> [WORK INSTRUCTIONS]: Only the number is needed: how many lines contain the word "content"?

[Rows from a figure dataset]
________________

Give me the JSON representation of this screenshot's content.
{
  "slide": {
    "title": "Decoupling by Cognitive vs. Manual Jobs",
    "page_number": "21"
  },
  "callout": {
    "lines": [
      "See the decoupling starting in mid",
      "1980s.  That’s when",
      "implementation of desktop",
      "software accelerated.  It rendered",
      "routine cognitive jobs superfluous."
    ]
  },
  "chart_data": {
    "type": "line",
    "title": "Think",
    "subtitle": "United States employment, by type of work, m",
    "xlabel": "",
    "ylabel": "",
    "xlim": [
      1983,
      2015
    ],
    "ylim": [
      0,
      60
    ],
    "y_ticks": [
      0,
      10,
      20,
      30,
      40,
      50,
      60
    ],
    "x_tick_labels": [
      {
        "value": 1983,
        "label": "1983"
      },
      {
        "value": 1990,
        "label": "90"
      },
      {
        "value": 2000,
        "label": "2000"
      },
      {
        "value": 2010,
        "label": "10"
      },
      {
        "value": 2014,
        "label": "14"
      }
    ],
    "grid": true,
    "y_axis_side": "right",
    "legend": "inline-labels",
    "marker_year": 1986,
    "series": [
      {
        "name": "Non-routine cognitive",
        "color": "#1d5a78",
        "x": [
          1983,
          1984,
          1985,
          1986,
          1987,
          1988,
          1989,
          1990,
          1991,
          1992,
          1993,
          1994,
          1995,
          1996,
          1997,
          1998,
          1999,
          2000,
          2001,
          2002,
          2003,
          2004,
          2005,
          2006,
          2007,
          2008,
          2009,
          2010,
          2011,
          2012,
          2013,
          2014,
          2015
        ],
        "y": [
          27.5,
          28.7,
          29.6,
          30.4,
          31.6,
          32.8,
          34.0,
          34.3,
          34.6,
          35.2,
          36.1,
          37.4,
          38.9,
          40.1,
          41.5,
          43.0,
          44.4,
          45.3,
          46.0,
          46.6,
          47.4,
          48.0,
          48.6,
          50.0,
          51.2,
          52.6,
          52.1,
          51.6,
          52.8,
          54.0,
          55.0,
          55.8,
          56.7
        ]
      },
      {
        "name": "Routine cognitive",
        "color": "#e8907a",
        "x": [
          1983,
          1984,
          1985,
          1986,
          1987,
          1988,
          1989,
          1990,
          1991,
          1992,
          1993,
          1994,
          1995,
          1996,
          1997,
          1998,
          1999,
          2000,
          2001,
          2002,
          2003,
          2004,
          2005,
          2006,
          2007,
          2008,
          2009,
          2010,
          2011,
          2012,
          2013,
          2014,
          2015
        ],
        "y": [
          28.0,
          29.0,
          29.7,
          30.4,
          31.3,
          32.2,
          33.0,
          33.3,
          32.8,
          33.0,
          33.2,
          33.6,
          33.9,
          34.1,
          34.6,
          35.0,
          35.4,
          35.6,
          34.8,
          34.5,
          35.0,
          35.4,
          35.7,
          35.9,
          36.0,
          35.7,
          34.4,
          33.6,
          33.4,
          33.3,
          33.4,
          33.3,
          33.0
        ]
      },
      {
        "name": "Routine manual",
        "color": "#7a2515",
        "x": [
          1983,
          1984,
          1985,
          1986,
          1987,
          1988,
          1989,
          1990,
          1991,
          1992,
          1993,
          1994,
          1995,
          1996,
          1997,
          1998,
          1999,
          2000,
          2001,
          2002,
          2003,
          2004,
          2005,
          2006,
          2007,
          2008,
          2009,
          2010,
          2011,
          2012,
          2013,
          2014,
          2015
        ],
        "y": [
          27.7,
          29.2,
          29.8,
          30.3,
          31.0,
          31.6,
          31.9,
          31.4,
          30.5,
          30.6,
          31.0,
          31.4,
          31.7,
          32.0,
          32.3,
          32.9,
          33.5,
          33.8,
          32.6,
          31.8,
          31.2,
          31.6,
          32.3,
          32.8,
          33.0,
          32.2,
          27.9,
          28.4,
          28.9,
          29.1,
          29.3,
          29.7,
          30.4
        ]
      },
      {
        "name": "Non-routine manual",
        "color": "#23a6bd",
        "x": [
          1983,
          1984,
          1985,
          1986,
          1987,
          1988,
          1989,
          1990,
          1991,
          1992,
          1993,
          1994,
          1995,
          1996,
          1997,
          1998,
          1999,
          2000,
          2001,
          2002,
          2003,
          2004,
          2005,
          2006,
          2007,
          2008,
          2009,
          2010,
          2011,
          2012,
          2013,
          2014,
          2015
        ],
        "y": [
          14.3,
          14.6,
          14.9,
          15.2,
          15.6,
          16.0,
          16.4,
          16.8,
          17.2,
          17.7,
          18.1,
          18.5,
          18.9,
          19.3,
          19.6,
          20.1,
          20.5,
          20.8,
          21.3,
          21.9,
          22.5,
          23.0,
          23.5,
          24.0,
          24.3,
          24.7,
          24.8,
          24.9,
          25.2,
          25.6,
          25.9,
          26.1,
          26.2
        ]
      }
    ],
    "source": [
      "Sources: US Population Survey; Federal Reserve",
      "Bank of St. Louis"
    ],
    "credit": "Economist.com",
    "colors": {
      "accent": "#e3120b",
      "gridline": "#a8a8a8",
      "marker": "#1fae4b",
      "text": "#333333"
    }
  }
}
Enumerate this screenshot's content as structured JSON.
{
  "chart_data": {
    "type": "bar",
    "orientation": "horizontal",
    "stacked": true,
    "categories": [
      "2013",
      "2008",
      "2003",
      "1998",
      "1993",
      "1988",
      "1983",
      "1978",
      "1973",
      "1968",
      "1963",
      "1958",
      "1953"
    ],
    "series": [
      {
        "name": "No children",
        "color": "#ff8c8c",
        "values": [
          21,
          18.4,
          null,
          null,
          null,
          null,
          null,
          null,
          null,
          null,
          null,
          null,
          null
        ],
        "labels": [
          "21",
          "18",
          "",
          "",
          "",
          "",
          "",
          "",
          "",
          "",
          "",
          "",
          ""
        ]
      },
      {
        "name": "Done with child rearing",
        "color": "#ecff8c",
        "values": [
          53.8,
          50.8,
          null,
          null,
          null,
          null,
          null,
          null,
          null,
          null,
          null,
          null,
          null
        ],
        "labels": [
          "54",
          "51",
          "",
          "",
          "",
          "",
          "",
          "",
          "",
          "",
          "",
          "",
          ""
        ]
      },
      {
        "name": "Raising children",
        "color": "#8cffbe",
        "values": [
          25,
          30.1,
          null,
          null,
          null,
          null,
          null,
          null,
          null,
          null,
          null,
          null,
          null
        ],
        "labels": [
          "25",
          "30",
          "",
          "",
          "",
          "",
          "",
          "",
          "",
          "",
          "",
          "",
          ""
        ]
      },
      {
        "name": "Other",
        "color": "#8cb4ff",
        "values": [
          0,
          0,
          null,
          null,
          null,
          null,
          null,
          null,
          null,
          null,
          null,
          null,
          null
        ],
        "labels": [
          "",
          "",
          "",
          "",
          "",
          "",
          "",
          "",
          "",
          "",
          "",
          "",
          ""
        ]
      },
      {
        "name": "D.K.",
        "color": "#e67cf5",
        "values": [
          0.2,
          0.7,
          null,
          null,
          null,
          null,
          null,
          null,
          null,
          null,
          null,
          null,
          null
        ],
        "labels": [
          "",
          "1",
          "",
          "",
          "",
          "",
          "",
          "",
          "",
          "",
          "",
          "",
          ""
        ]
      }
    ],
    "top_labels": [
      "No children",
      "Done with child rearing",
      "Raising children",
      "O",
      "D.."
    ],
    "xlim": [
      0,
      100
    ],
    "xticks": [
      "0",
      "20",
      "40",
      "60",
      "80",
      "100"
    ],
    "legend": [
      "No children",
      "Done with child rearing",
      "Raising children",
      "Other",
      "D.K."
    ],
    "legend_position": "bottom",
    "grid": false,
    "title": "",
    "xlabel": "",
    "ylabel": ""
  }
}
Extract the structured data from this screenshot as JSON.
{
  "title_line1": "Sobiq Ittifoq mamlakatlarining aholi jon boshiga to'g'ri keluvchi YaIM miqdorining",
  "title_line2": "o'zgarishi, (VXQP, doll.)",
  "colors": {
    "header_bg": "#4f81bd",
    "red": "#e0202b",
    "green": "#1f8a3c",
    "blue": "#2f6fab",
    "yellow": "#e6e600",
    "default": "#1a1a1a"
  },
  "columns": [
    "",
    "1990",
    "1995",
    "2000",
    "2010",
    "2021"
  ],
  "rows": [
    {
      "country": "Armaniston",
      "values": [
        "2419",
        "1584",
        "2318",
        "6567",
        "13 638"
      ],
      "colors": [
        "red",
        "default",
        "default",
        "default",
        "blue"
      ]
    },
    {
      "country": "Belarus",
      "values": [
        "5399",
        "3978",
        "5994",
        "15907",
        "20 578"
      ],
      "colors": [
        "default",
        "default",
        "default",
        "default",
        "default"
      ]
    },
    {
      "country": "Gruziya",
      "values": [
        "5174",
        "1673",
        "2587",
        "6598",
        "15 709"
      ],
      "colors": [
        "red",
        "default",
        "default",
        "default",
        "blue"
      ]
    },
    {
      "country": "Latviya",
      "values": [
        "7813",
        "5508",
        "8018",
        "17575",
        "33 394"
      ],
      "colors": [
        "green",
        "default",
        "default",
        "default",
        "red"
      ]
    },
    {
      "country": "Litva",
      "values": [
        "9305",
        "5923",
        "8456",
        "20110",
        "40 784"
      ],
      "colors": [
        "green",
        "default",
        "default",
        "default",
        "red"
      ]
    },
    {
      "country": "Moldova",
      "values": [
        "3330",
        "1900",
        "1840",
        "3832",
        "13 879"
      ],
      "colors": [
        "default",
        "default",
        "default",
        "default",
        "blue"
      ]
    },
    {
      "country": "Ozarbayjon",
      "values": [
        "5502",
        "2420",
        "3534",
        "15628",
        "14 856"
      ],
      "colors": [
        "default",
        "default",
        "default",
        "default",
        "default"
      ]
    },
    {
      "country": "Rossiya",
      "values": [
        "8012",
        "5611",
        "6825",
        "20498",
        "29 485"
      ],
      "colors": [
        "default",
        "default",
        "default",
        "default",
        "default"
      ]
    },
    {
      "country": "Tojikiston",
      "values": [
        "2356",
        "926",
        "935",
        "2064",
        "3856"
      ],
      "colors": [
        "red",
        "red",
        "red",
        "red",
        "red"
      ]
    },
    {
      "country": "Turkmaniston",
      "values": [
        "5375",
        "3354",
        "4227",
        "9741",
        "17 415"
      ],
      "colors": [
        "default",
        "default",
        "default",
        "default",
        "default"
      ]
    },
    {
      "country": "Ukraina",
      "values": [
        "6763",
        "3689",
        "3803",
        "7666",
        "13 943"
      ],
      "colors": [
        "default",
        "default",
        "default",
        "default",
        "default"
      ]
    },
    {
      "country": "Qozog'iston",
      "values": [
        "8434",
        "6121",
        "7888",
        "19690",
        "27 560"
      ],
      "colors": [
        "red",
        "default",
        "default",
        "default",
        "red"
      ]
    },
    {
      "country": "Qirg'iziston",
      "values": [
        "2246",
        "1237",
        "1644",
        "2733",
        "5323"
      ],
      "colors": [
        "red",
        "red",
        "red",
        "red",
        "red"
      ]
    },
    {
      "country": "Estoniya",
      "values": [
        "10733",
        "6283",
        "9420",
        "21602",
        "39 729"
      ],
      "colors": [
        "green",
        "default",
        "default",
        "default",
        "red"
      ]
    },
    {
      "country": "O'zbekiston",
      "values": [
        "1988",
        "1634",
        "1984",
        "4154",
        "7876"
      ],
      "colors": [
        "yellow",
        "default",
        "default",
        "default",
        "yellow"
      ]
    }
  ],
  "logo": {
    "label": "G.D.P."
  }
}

________________

> [REPLY TO THE TASK]: 2